__What this task involves__.
Copy each line with the word "content" in it.

* Begin Input records *

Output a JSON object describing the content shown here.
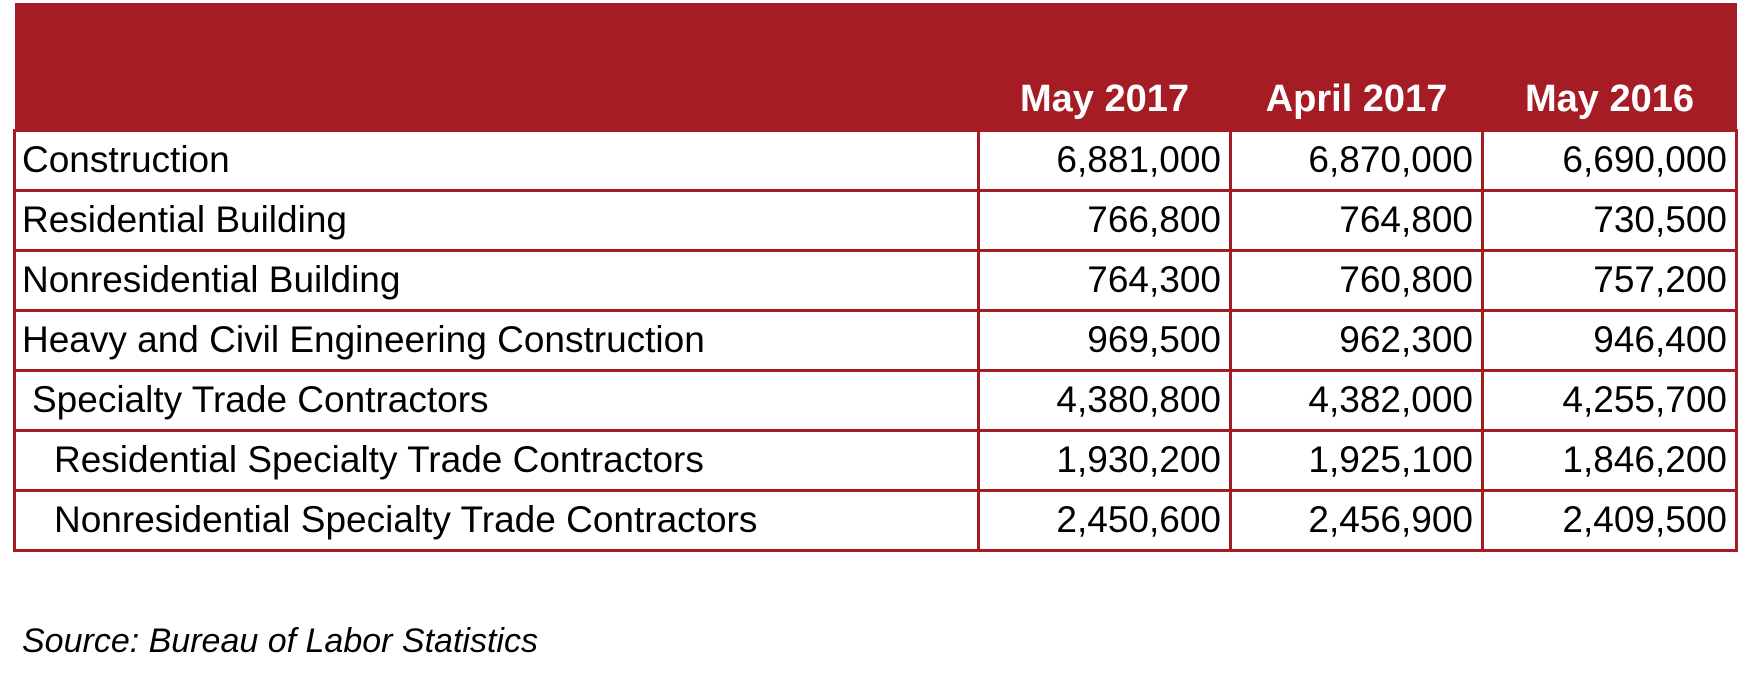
{
  "table": {
    "header_color": "#a61c24",
    "columns": [
      "May 2017",
      "April 2017",
      "May 2016"
    ],
    "rows": [
      {
        "label": "Construction",
        "indent": 0,
        "values": [
          "6,881,000",
          "6,870,000",
          "6,690,000"
        ]
      },
      {
        "label": "Residential Building",
        "indent": 0,
        "values": [
          "766,800",
          "764,800",
          "730,500"
        ]
      },
      {
        "label": "Nonresidential Building",
        "indent": 0,
        "values": [
          "764,300",
          "760,800",
          "757,200"
        ]
      },
      {
        "label": "Heavy and Civil Engineering Construction",
        "indent": 0,
        "values": [
          "969,500",
          "962,300",
          "946,400"
        ]
      },
      {
        "label": "Specialty Trade Contractors",
        "indent": 1,
        "values": [
          "4,380,800",
          "4,382,000",
          "4,255,700"
        ]
      },
      {
        "label": "Residential Specialty Trade Contractors",
        "indent": 2,
        "values": [
          "1,930,200",
          "1,925,100",
          "1,846,200"
        ]
      },
      {
        "label": "Nonresidential Specialty Trade Contractors",
        "indent": 2,
        "values": [
          "2,450,600",
          "2,456,900",
          "2,409,500"
        ]
      }
    ]
  },
  "source": "Source: Bureau of Labor Statistics"
}
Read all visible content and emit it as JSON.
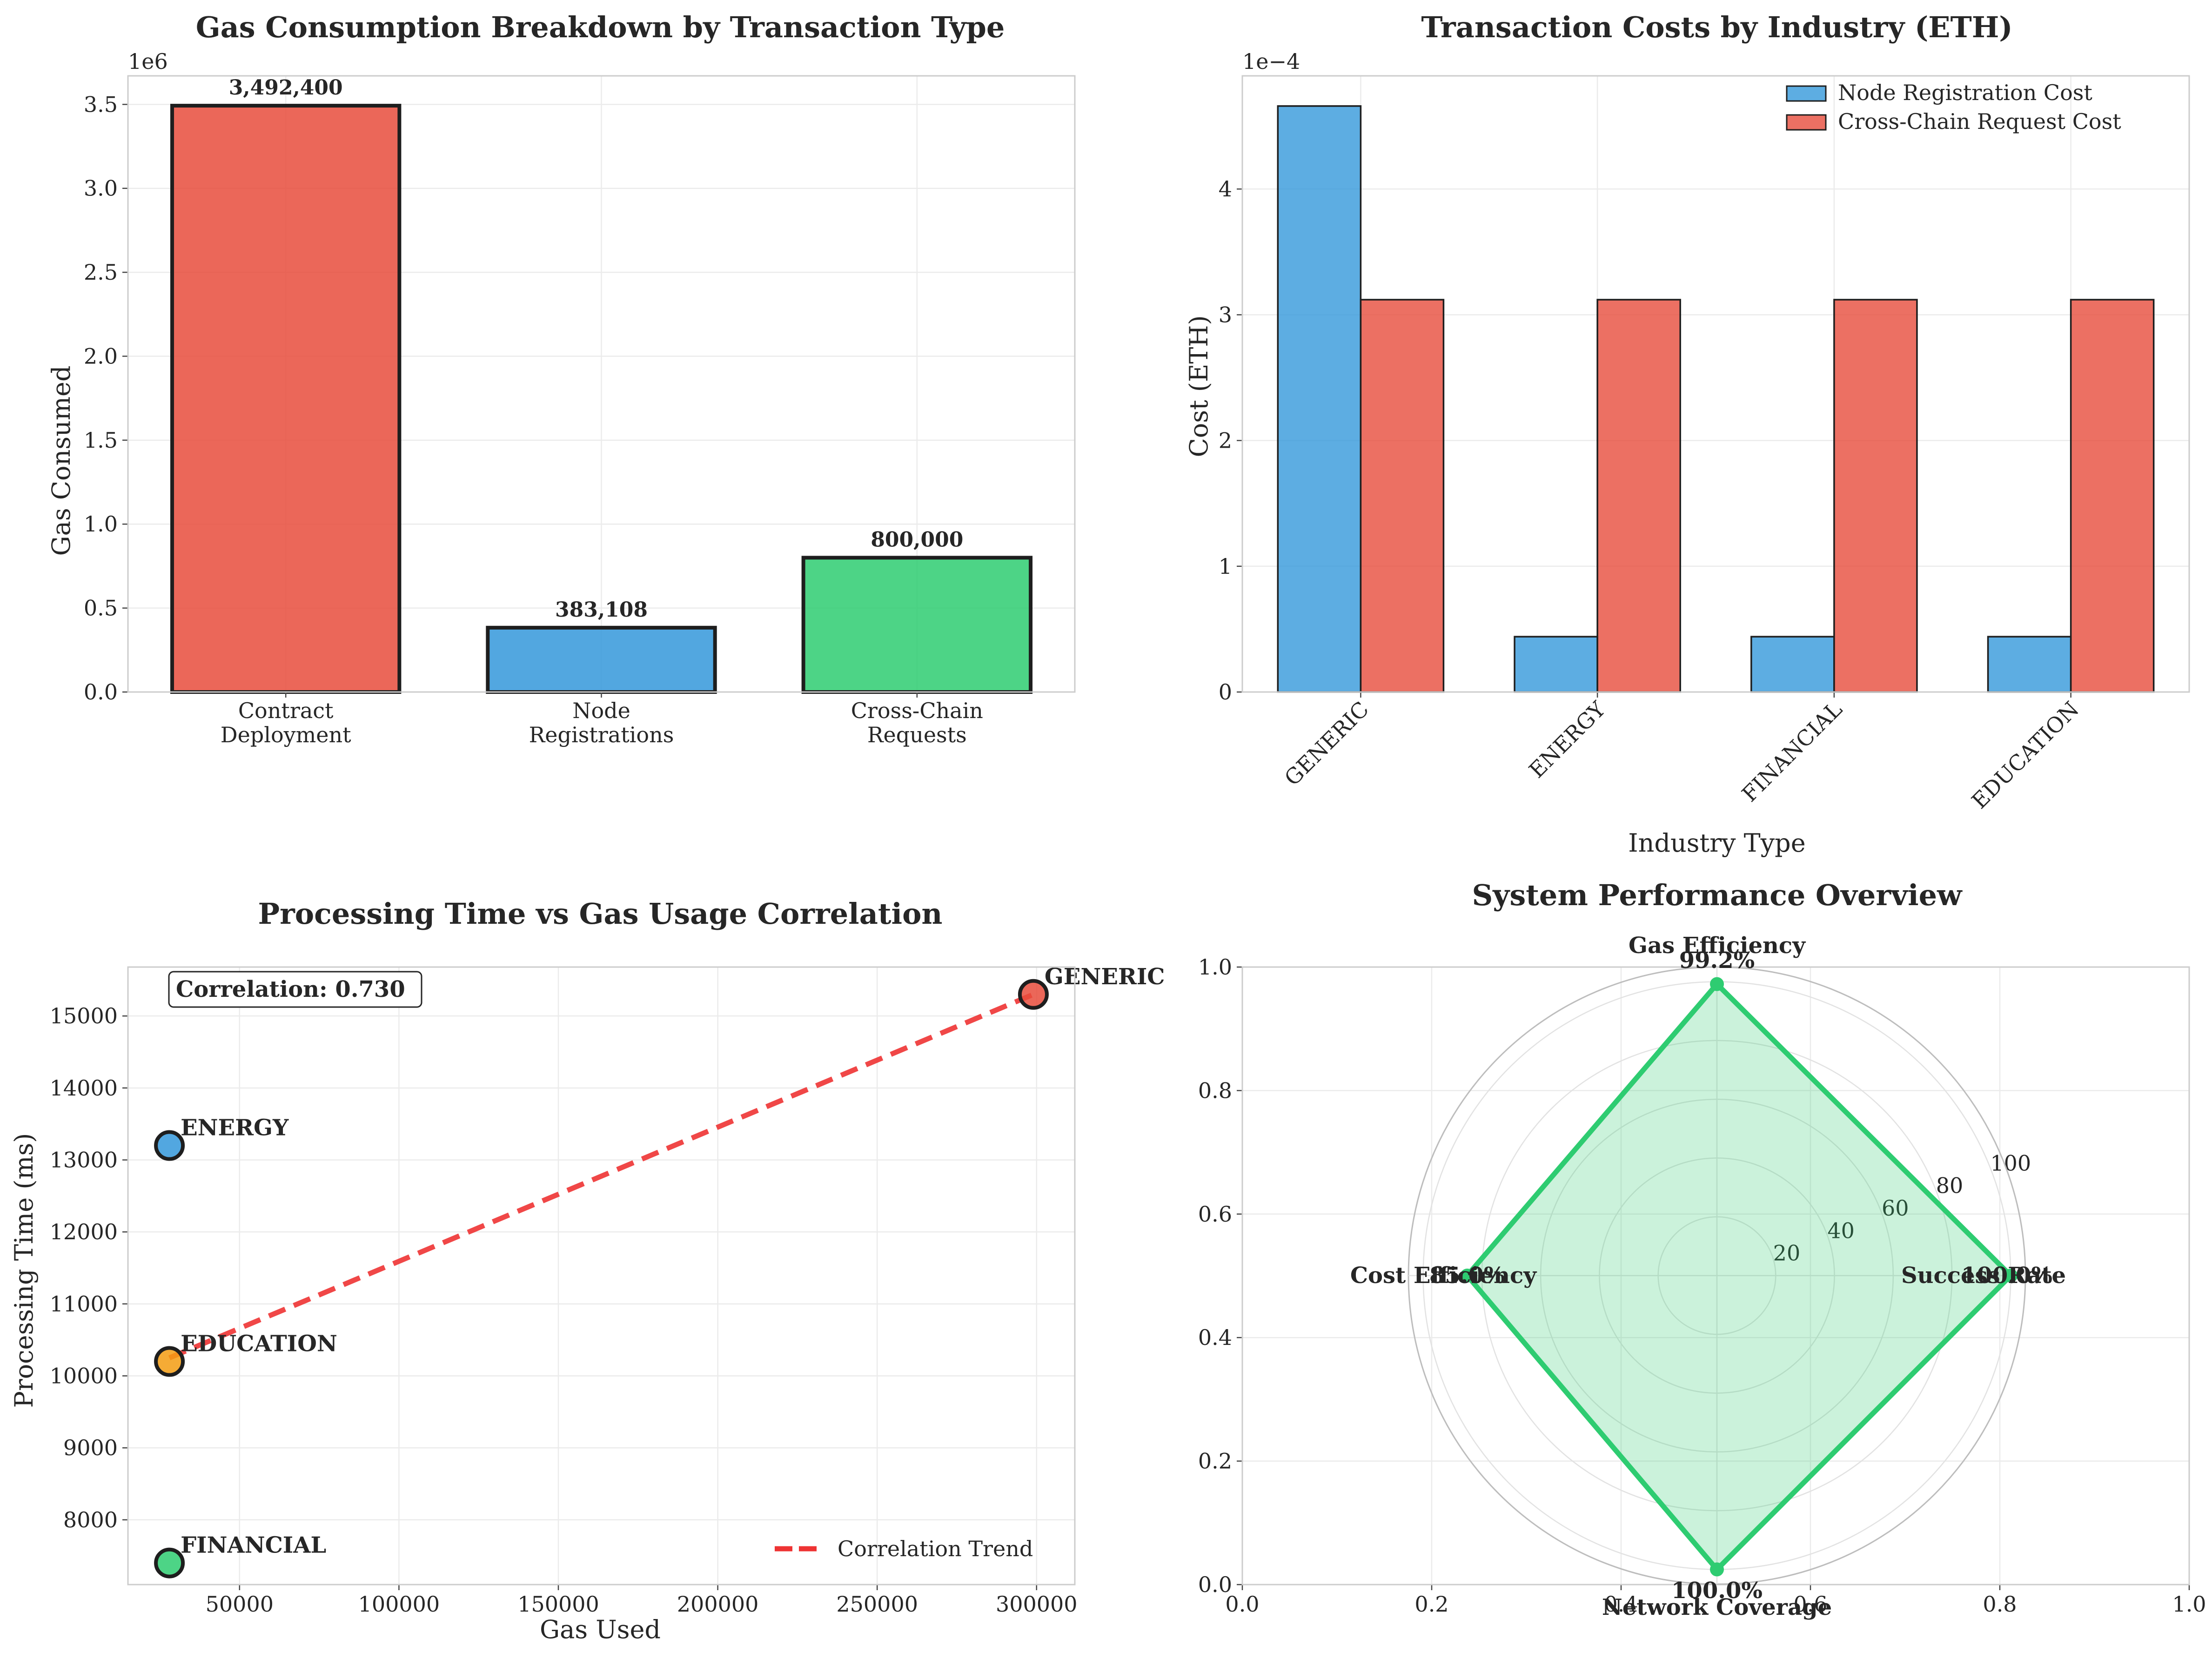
{
  "chart_data": [
    {
      "type": "bar",
      "title": "Gas Consumption Breakdown by Transaction Type",
      "xlabel": "",
      "ylabel": "Gas Consumed",
      "offset_label": "1e6",
      "categories": [
        [
          "Contract",
          "Deployment"
        ],
        [
          "Node",
          "Registrations"
        ],
        [
          "Cross-Chain",
          "Requests"
        ]
      ],
      "values": [
        3492400,
        383108,
        800000
      ],
      "value_labels": [
        "3,492,400",
        "383,108",
        "800,000"
      ],
      "colors": [
        "#e74c3c",
        "#3498db",
        "#2ecc71"
      ],
      "ylim": [
        0,
        3.67
      ],
      "yticks": [
        0,
        0.5,
        1.0,
        1.5,
        2.0,
        2.5,
        3.0,
        3.5
      ],
      "ytick_labels": [
        "0.0",
        "0.5",
        "1.0",
        "1.5",
        "2.0",
        "2.5",
        "3.0",
        "3.5"
      ],
      "grid": true
    },
    {
      "type": "bar",
      "title": "Transaction Costs by Industry (ETH)",
      "xlabel": "Industry Type",
      "ylabel": "Cost (ETH)",
      "offset_label": "1e−4",
      "categories": [
        "GENERIC",
        "ENERGY",
        "FINANCIAL",
        "EDUCATION"
      ],
      "series": [
        {
          "name": "Node Registration Cost",
          "color": "#3498db",
          "values": [
            4.66,
            0.44,
            0.44,
            0.44
          ]
        },
        {
          "name": "Cross-Chain Request Cost",
          "color": "#e74c3c",
          "values": [
            3.12,
            3.12,
            3.12,
            3.12
          ]
        }
      ],
      "ylim": [
        0,
        4.9
      ],
      "yticks": [
        0,
        1,
        2,
        3,
        4
      ],
      "ytick_labels": [
        "0",
        "1",
        "2",
        "3",
        "4"
      ],
      "legend": "top-right",
      "grid": true
    },
    {
      "type": "scatter",
      "title": "Processing Time vs Gas Usage Correlation",
      "xlabel": "Gas Used",
      "ylabel": "Processing Time (ms)",
      "points": [
        {
          "label": "GENERIC",
          "x": 299000,
          "y": 15300,
          "color": "#e74c3c"
        },
        {
          "label": "ENERGY",
          "x": 28000,
          "y": 13200,
          "color": "#3498db"
        },
        {
          "label": "EDUCATION",
          "x": 28000,
          "y": 10200,
          "color": "#f39c12"
        },
        {
          "label": "FINANCIAL",
          "x": 28000,
          "y": 7400,
          "color": "#2ecc71"
        }
      ],
      "trend_line": {
        "name": "Correlation Trend",
        "x": [
          28000,
          299000
        ],
        "y": [
          10250,
          15300
        ],
        "color": "#ee3333"
      },
      "annotation": "Correlation: 0.730",
      "xlim": [
        15000,
        312000
      ],
      "ylim": [
        7100,
        15680
      ],
      "xticks": [
        50000,
        100000,
        150000,
        200000,
        250000,
        300000
      ],
      "xtick_labels": [
        "50000",
        "100000",
        "150000",
        "200000",
        "250000",
        "300000"
      ],
      "yticks": [
        8000,
        9000,
        10000,
        11000,
        12000,
        13000,
        14000,
        15000
      ],
      "ytick_labels": [
        "8000",
        "9000",
        "10000",
        "11000",
        "12000",
        "13000",
        "14000",
        "15000"
      ],
      "legend": "bottom-right",
      "grid": true
    },
    {
      "type": "radar",
      "title": "System Performance Overview",
      "axes": [
        "Success Rate",
        "Gas Efficiency",
        "Cost Efficiency",
        "Network Coverage"
      ],
      "values": [
        100.0,
        99.2,
        85.0,
        100.0
      ],
      "value_labels": [
        "100.0%",
        "99.2%",
        "85.0%",
        "100.0%"
      ],
      "rmax": 105,
      "rticks": [
        20,
        40,
        60,
        80,
        100
      ],
      "rtick_labels": [
        "20",
        "40",
        "60",
        "80",
        "100"
      ],
      "color": "#2ecc71",
      "cartesian_xticks": [
        "0.0",
        "0.2",
        "0.4",
        "0.6",
        "0.8",
        "1.0"
      ],
      "cartesian_yticks": [
        "0.0",
        "0.2",
        "0.4",
        "0.6",
        "0.8",
        "1.0"
      ]
    }
  ]
}
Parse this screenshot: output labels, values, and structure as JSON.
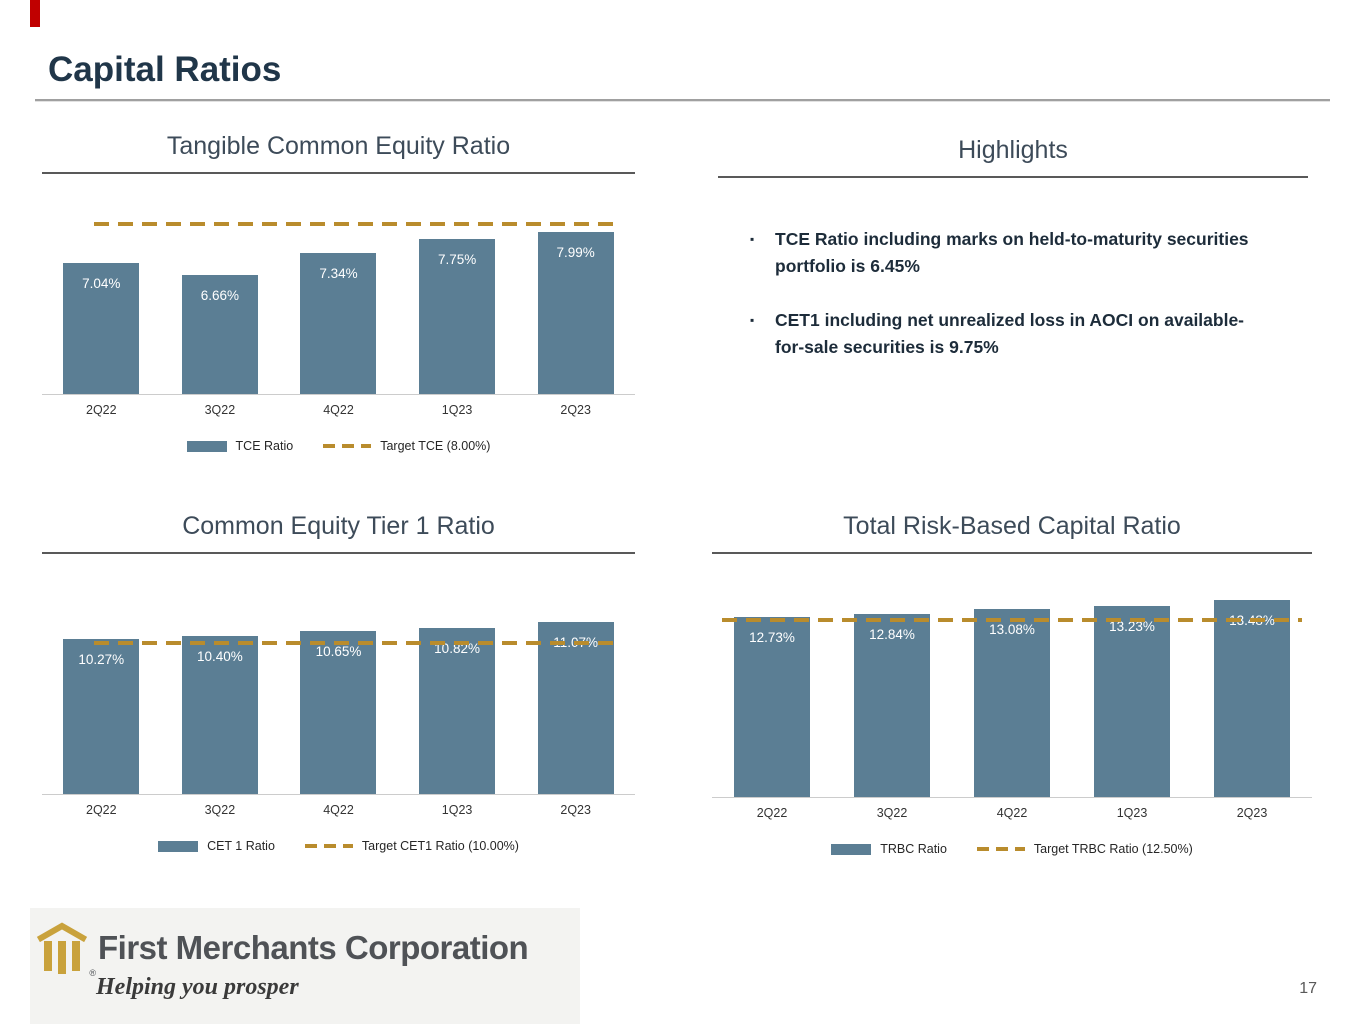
{
  "slide": {
    "title": "Capital Ratios",
    "page_number": "17"
  },
  "highlights": {
    "title": "Highlights",
    "bullet_marker": "▪",
    "bullets": [
      "TCE Ratio including marks on held-to-maturity securities portfolio is 6.45%",
      "CET1 including net unrealized loss in AOCI on available-for-sale securities is 9.75%"
    ]
  },
  "logo": {
    "company": "First Merchants Corporation",
    "registered": "®",
    "tagline": "Helping you prosper"
  },
  "colors": {
    "bar": "#5B7E94",
    "target_dash": "#B98C2D",
    "accent_red": "#C00000",
    "title_text": "#203649",
    "logo_gold": "#C9A23C"
  },
  "chart_data": [
    {
      "id": "tce",
      "type": "bar",
      "title": "Tangible Common Equity Ratio",
      "categories": [
        "2Q22",
        "3Q22",
        "4Q22",
        "1Q23",
        "2Q23"
      ],
      "values": [
        7.04,
        6.66,
        7.34,
        7.75,
        7.99
      ],
      "labels": [
        "7.04%",
        "6.66%",
        "7.34%",
        "7.75%",
        "7.99%"
      ],
      "target_value": 8.0,
      "ylim": [
        3.0,
        9.3
      ],
      "legend_series": "TCE Ratio",
      "legend_target": "Target TCE (8.00%)"
    },
    {
      "id": "cet1",
      "type": "bar",
      "title": "Common Equity Tier 1 Ratio",
      "categories": [
        "2Q22",
        "3Q22",
        "4Q22",
        "1Q23",
        "2Q23"
      ],
      "values": [
        10.27,
        10.4,
        10.65,
        10.82,
        11.07
      ],
      "labels": [
        "10.27%",
        "10.40%",
        "10.65%",
        "10.82%",
        "11.07%"
      ],
      "target_value": 10.0,
      "ylim": [
        3.0,
        13.8
      ],
      "legend_series": "CET 1 Ratio",
      "legend_target": "Target CET1 Ratio (10.00%)"
    },
    {
      "id": "trbc",
      "type": "bar",
      "title": "Total Risk-Based Capital Ratio",
      "categories": [
        "2Q22",
        "3Q22",
        "4Q22",
        "1Q23",
        "2Q23"
      ],
      "values": [
        12.73,
        12.84,
        13.08,
        13.23,
        13.48
      ],
      "labels": [
        "12.73%",
        "12.84%",
        "13.08%",
        "13.23%",
        "13.48%"
      ],
      "target_value": 12.5,
      "ylim": [
        4.5,
        15.0
      ],
      "legend_series": "TRBC Ratio",
      "legend_target": "Target TRBC Ratio (12.50%)"
    }
  ]
}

* End Input records *

__Answer below__.
Output a JSON object describing the content shown here.
Read all visible content and emit it as JSON.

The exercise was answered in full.